* TASKS TO PERFORM:
1. How many new homes a year does the Mayor's draft new London Plan aim to build in London, according to the housing decision form?
2. Write the next part of the decision form on precision manufactured homes, picking up after its final paragraph.

* PASSAGE:
——

Key information
Decision type: Assistant Director
Reference code: ADD2206
Date signed:
Decision by: Jamie Ratcliff, Assistant Director, Housing
Executive summary
London will not be able to significantly increase home building rates by relying on traditional methods of construction alone. The Mayor is committed to support and promote the modernisation of London’s construction industry through the delivery of more precision manufactured homes (PMH). A lack of standardisation in PMH and of design for manufacture approaches is widely recognised as hampering the adoption of the technology. This decision form seeks approval of expenditure to commission, along with industry partners, specialist consultancy services to help accelerate the process of standardisation necessary for the use of PMH to grow significantly in London.
Decision
That the Assistant Director of Housing approves
1. expenditure of up to £50,000 (as a contribution towards the full costs, the balance to be provided by industry partners) on specialist consultancy services (from Cast Consult Ltd) required to develop a common framework for delivering precision manufactured homes at scale in London; and
2. a related exemption from the requirement of the GLA’s Contracts and Funding Code to procure such services competitively.
Part 1: Non-confidential facts and advice
1.1. The Mayor’s draft new London Plan sets out targets to build around 65,000 new homes a year in London over the next decade in order to address the capital’s housing shortage. While traditional methods of construction will continue to play a vital role in home building, it will not be possible to increase output to the necessary extent by relying on traditional methods alone. The Mayor has committed to supporting and promoting precision manufactured homes (PMH) – an umbrella term for high quality homes that are majority constructed offsite – as a means of delivering the step-change in housing delivery required.

——

Data entries
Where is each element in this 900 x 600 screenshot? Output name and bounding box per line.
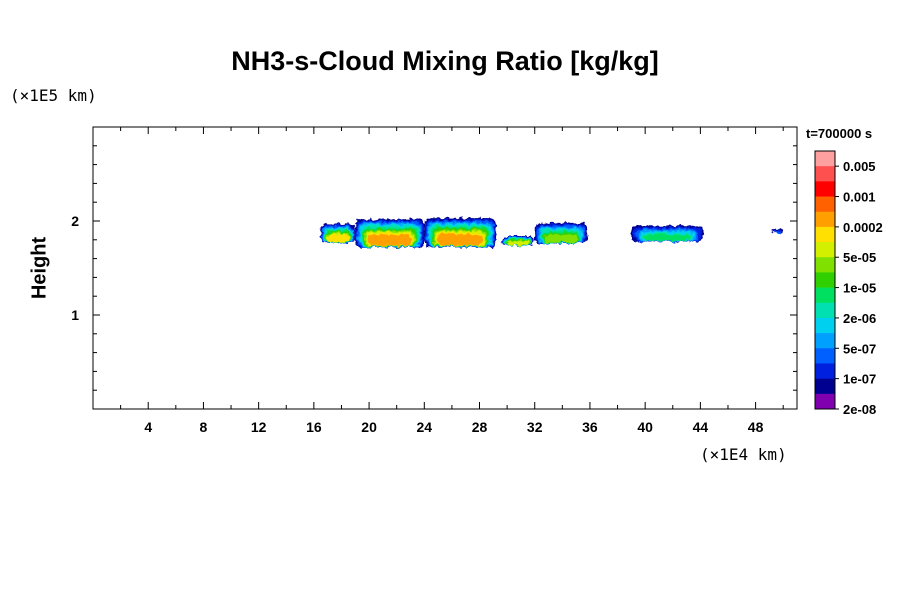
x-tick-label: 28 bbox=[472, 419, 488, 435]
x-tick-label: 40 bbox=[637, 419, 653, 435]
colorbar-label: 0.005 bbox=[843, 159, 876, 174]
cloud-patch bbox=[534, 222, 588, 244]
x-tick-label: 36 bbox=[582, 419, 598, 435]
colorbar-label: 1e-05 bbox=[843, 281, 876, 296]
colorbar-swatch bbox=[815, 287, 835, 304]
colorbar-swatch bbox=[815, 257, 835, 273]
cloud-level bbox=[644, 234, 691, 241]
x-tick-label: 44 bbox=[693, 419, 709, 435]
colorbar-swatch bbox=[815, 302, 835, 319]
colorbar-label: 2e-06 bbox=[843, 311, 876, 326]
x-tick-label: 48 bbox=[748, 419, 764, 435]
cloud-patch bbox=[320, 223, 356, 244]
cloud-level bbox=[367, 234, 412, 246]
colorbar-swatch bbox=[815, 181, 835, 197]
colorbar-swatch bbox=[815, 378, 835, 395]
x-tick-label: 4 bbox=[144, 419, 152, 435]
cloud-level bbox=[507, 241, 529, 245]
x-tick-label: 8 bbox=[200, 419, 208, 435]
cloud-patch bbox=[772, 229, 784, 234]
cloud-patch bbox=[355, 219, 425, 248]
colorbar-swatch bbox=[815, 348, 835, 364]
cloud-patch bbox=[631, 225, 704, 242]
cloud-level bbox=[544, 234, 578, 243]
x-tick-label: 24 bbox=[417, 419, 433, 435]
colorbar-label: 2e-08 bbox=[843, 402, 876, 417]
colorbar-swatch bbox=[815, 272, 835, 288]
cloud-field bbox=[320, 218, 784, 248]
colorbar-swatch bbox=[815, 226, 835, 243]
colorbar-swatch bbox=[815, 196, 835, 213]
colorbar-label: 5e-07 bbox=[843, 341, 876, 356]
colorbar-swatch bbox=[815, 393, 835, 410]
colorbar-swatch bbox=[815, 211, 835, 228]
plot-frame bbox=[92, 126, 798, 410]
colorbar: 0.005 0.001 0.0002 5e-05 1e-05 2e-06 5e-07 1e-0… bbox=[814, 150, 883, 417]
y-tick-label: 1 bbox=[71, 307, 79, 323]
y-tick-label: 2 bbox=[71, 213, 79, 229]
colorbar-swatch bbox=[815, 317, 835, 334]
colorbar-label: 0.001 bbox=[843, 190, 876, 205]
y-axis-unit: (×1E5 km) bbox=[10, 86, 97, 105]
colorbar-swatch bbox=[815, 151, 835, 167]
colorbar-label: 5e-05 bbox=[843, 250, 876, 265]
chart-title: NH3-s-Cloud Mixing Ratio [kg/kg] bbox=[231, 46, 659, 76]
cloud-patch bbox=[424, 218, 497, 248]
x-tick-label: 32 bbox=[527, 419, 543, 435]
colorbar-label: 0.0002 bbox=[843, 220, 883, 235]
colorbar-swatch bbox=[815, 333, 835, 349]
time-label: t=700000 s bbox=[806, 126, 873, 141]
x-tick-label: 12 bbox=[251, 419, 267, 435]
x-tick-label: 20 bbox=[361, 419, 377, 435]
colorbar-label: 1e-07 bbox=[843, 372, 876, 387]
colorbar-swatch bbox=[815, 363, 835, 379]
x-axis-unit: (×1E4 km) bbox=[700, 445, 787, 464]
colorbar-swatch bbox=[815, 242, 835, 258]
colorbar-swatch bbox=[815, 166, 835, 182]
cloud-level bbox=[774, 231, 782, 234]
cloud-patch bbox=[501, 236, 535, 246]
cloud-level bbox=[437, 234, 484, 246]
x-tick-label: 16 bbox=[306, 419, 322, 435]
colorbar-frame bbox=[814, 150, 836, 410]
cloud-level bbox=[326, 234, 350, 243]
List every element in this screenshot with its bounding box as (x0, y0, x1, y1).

——

* RESULTS FOR THE EXERCISE:
1. Around 65,000 new homes a year over the next decade.

2.
1.2. In its report on the contribution that PMH could make to solving London’s housing crisis, Designed, Sealed, Delivered, the London Assembly’s Planning Committee argued that a lack of standardisation in the market for PMH is as hampering its growth. The absence of common approaches is leading to the duplication of effort, and the absence of interoperability between technologies is increasing the risk for early adopters and undermining the aggregation of demand.
1.3. Greater standardisation could reduce the costs associated with PMH, by reducing the need for full designs from scratch for every development and bringing down the costs of manufacture as components for a range of suppliers can be manufactured in a single factory. By increasing the interoperability of processes, systems and components, standardisation will provide clients with confidence that, in the event of a particular supplier encountering financial difficulties, others can step in. In turn, this should help to aggregate demand and provide confidence to manufacturers by delivering a long term pipeline of demand and certainty for their order books.
1.4. To accelerate the process of standardisation, the planning committee recommended that the Mayor work towards the development of a design code for PMH in London. Officers have been consulting with stakeholders on how to take this recommendation forward, including considering how to complement ongoing work being done externally. For example, work is in progress on the development of a British Standards Institute Publicly Available Specification for designers of volumetric PMH systems.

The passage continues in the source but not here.